## Stated task
Pull every line holding the string "染色温度" from the records below.

## Extracted records
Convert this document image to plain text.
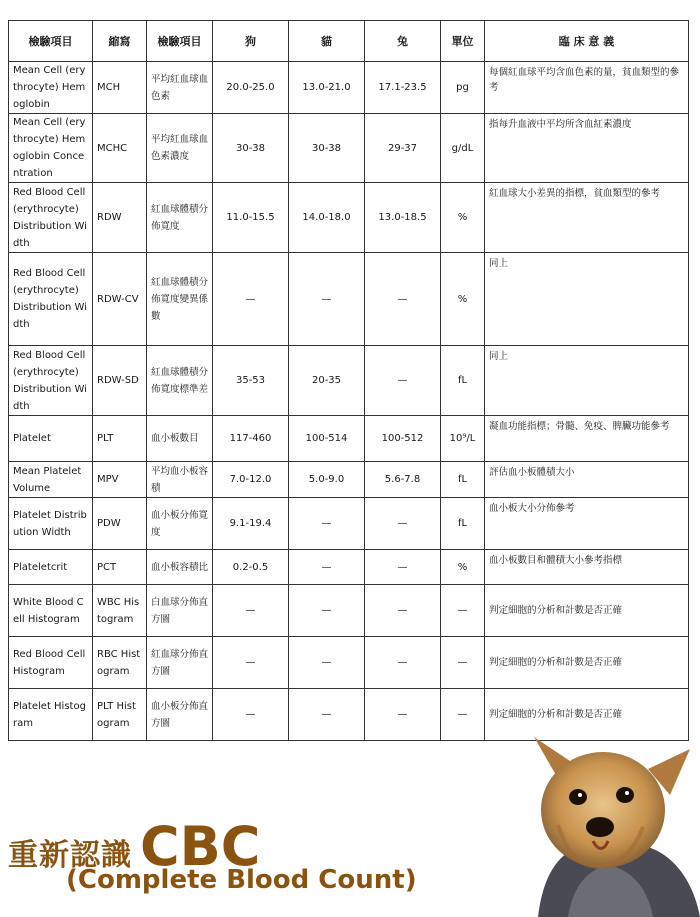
檢驗項目	縮寫	檢驗項目	狗	貓	兔	單位	臨 床 意 義
Mean Cell (erythrocyte) Hemoglobin	MCH	平均紅血球血色素	20.0-25.0	13.0-21.0	17.1-23.5	pg	每個紅血球平均含血色素的量，貧血類型的參考
Mean Cell (erythrocyte) Hemoglobin Concentration	MCHC	平均紅血球血色素濃度	30-38	30-38	29-37	g/dL	指每升血液中平均所含血紅素濃度
Red Blood Cell (erythrocyte) Distribution Width	RDW	紅血球體積分佈寬度	11.0-15.5	14.0-18.0	13.0-18.5	%	紅血球大小差異的指標，貧血類型的參考
Red Blood Cell (erythrocyte) Distribution Width	RDW-CV	紅血球體積分佈寬度變異係數	—	—	—	%	同上
Red Blood Cell (erythrocyte) Distribution Width	RDW-SD	紅血球體積分佈寬度標準差	35-53	20-35	—	fL	同上
Platelet	PLT	血小板數目	117-460	100-514	100-512	10⁹/L	凝血功能指標；骨髓、免疫、脾臟功能參考
Mean Platelet Volume	MPV	平均血小板容積	7.0-12.0	5.0-9.0	5.6-7.8	fL	評估血小板體積大小
Platelet Distribution Width	PDW	血小板分佈寬度	9.1-19.4	—	—	fL	血小板大小分佈參考
Plateletcrit	PCT	血小板容積比	0.2-0.5	—	—	%	血小板數目和體積大小參考指標
White Blood Cell Histogram	WBC Histogram	白血球分佈直方圖	—	—	—	—	判定細胞的分析和計數是否正確
Red Blood Cell Histogram	RBC Histogram	紅血球分佈直方圖	—	—	—	—	判定細胞的分析和計數是否正確
Platelet Histogram	PLT Histogram	血小板分佈直方圖	—	—	—	—	判定細胞的分析和計數是否正確
重新認識 CBC
(Complete Blood Count)
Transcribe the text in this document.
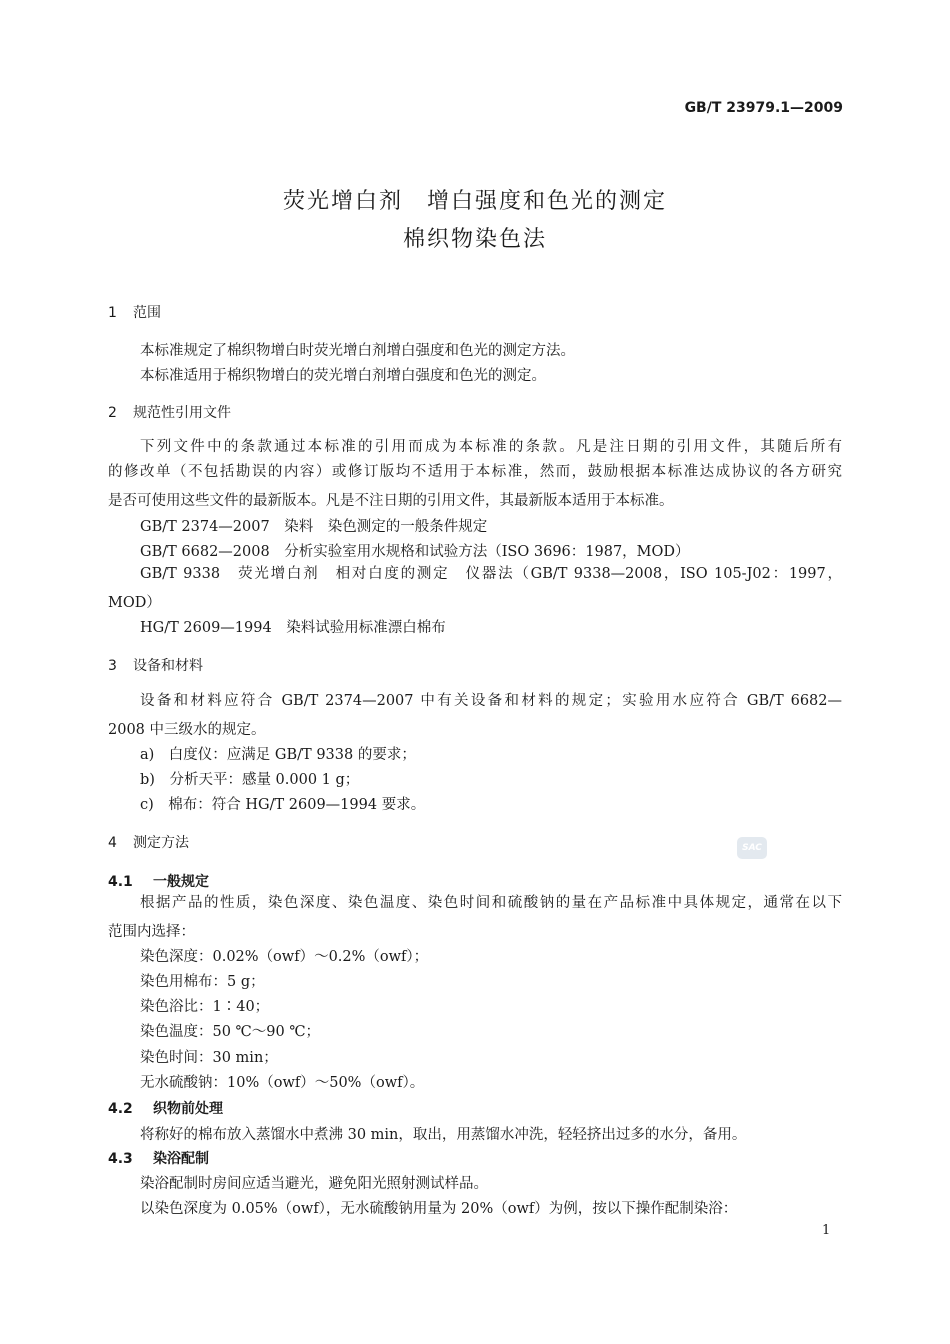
GB/T 23979.1—2009
荧光增白剂　增白强度和色光的测定
棉织物染色法
1 范围
本标准规定了棉织物增白时荧光增白剂增白强度和色光的测定方法。
本标准适用于棉织物增白的荧光增白剂增白强度和色光的测定。
2 规范性引用文件
下列文件中的条款通过本标准的引用而成为本标准的条款。凡是注日期的引用文件，其随后所有
的修改单（不包括勘误的内容）或修订版均不适用于本标准，然而，鼓励根据本标准达成协议的各方研究
是否可使用这些文件的最新版本。凡是不注日期的引用文件，其最新版本适用于本标准。
GB/T 2374—2007　染料　染色测定的一般条件规定
GB/T 6682—2008　分析实验室用水规格和试验方法（ISO 3696：1987，MOD）
GB/T 9338　荧光增白剂　相对白度的测定　仪器法（GB/T 9338—2008，ISO 105-J02：1997，
MOD）
HG/T 2609—1994　染料试验用标准漂白棉布
3 设备和材料
设备和材料应符合 GB/T 2374—2007 中有关设备和材料的规定；实验用水应符合 GB/T 6682—
2008 中三级水的规定。
a)　白度仪：应满足 GB/T 9338 的要求；
b)　分析天平：感量 0.000 1 g；
c)　棉布：符合 HG/T 2609—1994 要求。
4 测定方法	SAC
4.1 一般规定
根据产品的性质，染色深度、染色温度、染色时间和硫酸钠的量在产品标准中具体规定，通常在以下
范围内选择：
染色深度：0.02%（owf）～0.2%（owf）；
染色用棉布：5 g；
染色浴比：1∶40；
染色温度：50 ℃～90 ℃；
染色时间：30 min；
无水硫酸钠：10%（owf）～50%（owf）。
4.2 织物前处理
将称好的棉布放入蒸馏水中煮沸 30 min，取出，用蒸馏水冲洗，轻轻挤出过多的水分，备用。
4.3 染浴配制
染浴配制时房间应适当避光，避免阳光照射测试样品。
以染色深度为 0.05%（owf），无水硫酸钠用量为 20%（owf）为例，按以下操作配制染浴：
1
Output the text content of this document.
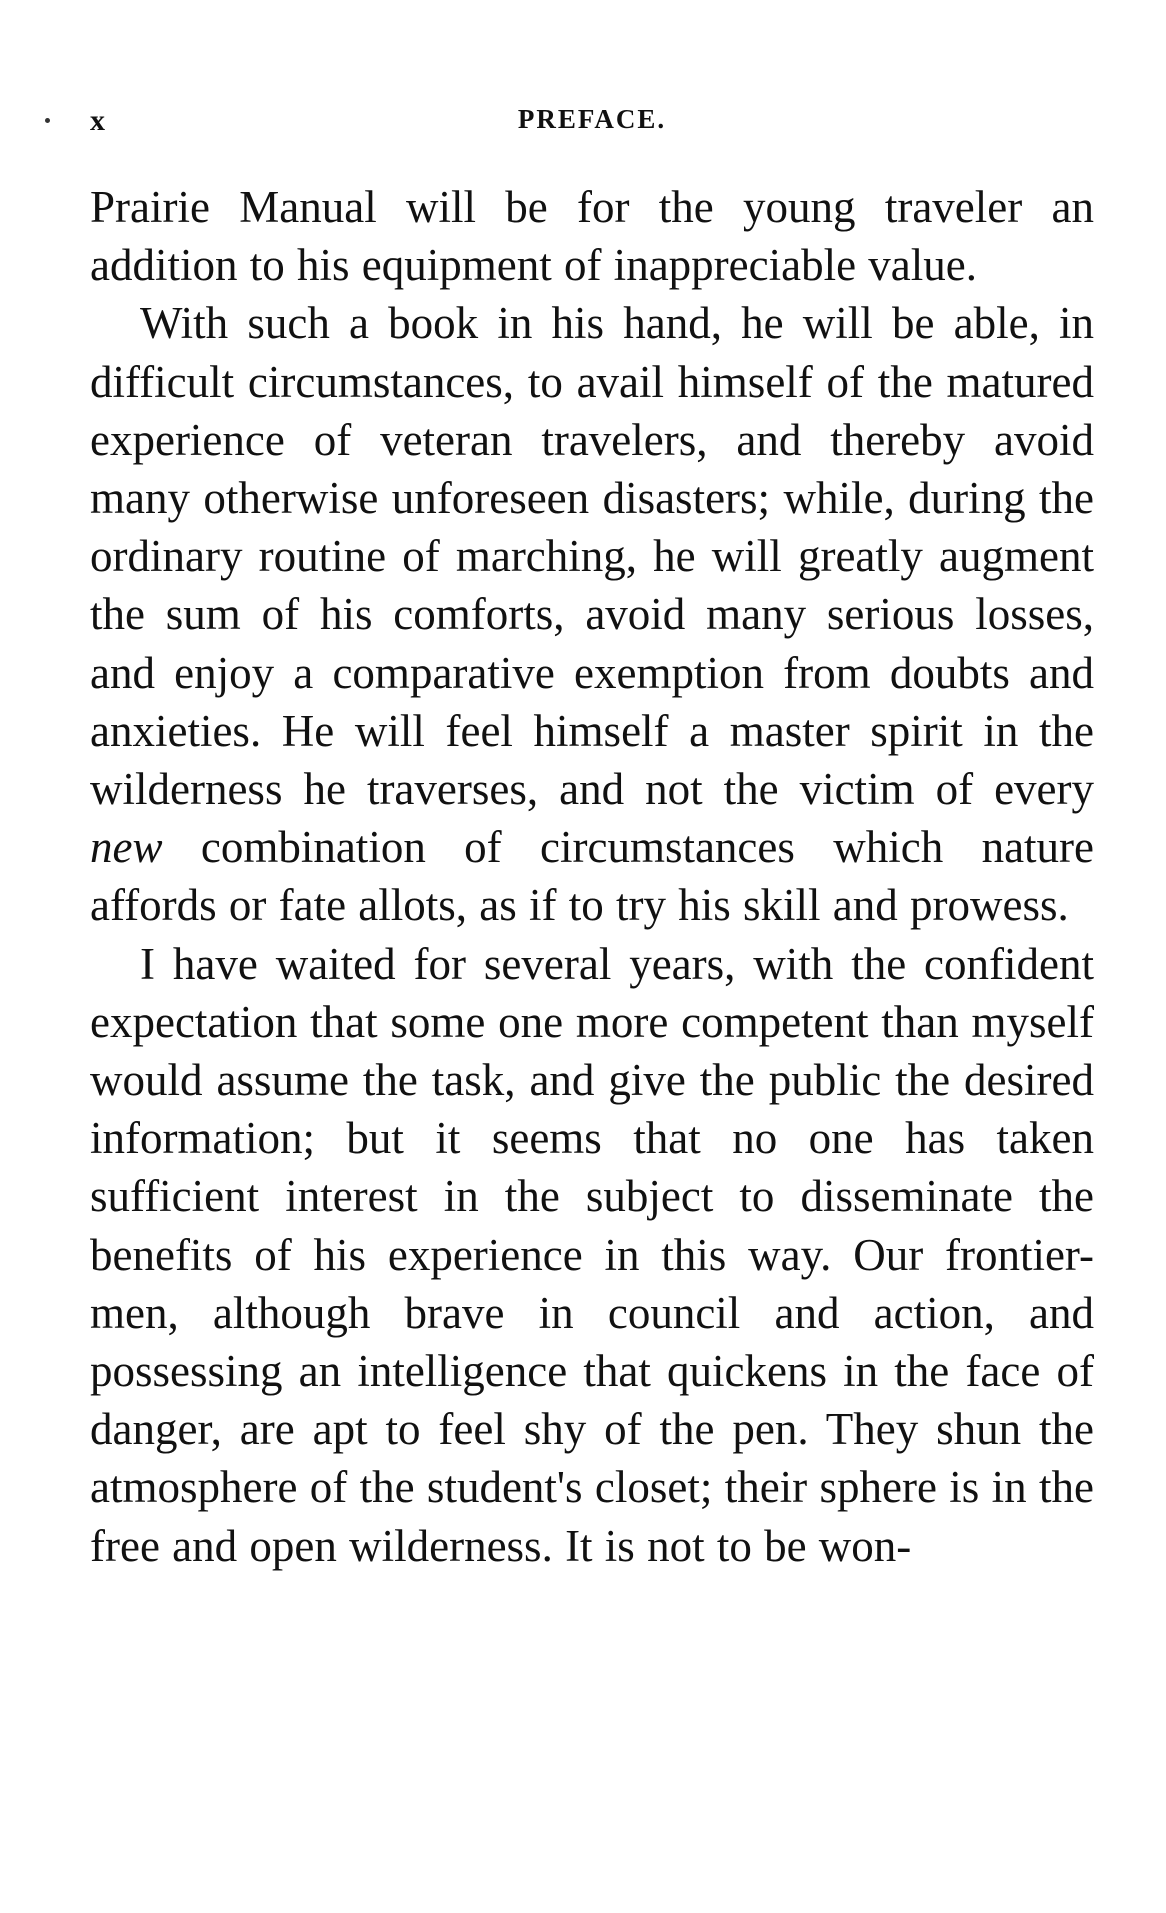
x	PREFACE.

Prairie Manual will be for the young traveler an addition to his equipment of inappreciable value.

With such a book in his hand, he will be able, in difficult circumstances, to avail himself of the matured experience of veteran travelers, and thereby avoid many otherwise unforeseen disasters; while, during the ordinary routine of marching, he will greatly augment the sum of his comforts, avoid many serious losses, and enjoy a comparative exemption from doubts and anxieties. He will feel himself a master spirit in the wilderness he traverses, and not the victim of every new combination of circumstances which nature affords or fate allots, as if to try his skill and prowess.

I have waited for several years, with the confident expectation that some one more competent than myself would assume the task, and give the public the desired information; but it seems that no one has taken sufficient interest in the subject to disseminate the benefits of his experience in this way. Our frontier-men, although brave in council and action, and possessing an intelligence that quickens in the face of danger, are apt to feel shy of the pen. They shun the atmosphere of the student's closet; their sphere is in the free and open wilderness. It is not to be won-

## Reply
根据产品的性质，染色深度、染色温度、染色时间和硫酸钠的量在产品标准中具体规定，通常在以下
染色温度：50 ℃～90 ℃；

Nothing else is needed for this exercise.